**CHALLENGE:** Print the records below exactly as they appear.

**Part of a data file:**

========================================================================

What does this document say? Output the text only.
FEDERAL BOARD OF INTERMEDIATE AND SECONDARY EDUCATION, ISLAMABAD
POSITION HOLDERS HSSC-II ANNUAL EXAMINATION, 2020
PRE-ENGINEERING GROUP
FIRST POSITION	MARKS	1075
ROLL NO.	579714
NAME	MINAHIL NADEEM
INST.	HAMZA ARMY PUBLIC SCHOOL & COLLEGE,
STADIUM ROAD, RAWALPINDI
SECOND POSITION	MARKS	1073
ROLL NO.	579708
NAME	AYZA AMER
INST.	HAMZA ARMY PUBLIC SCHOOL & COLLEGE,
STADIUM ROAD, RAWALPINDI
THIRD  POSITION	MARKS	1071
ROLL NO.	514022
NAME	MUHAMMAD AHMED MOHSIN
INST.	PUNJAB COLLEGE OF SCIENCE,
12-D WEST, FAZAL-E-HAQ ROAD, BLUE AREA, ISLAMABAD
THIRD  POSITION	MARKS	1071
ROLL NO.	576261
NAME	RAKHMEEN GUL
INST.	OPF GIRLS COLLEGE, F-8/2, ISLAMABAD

========================================================================

**COMPLETE ANSWER:**
What does this document say? Output the text only.
FEDERAL BOARD OF INTERMEDIATE AND SECONDARY EDUCATION, ISLAMABAD
POSITION HOLDERS HSSC-II ANNUAL EXAMINATION, 2020
PRE-ENGINEERING GROUP
FIRST POSITION	MARKS	1075
ROLL NO.	579714
NAME	MINAHIL NADEEM
INST.	HAMZA ARMY PUBLIC SCHOOL & COLLEGE,
STADIUM ROAD, RAWALPINDI
SECOND POSITION	MARKS	1073
ROLL NO.	579708
NAME	AYZA AMER
INST.	HAMZA ARMY PUBLIC SCHOOL & COLLEGE,
STADIUM ROAD, RAWALPINDI
THIRD  POSITION	MARKS	1071
ROLL NO.	514022
NAME	MUHAMMAD AHMED MOHSIN
INST.	PUNJAB COLLEGE OF SCIENCE,
12-D WEST, FAZAL-E-HAQ ROAD, BLUE AREA, ISLAMABAD
THIRD  POSITION	MARKS	1071
ROLL NO.	576261
NAME	RAKHMEEN GUL
INST.	OPF GIRLS COLLEGE, F-8/2, ISLAMABAD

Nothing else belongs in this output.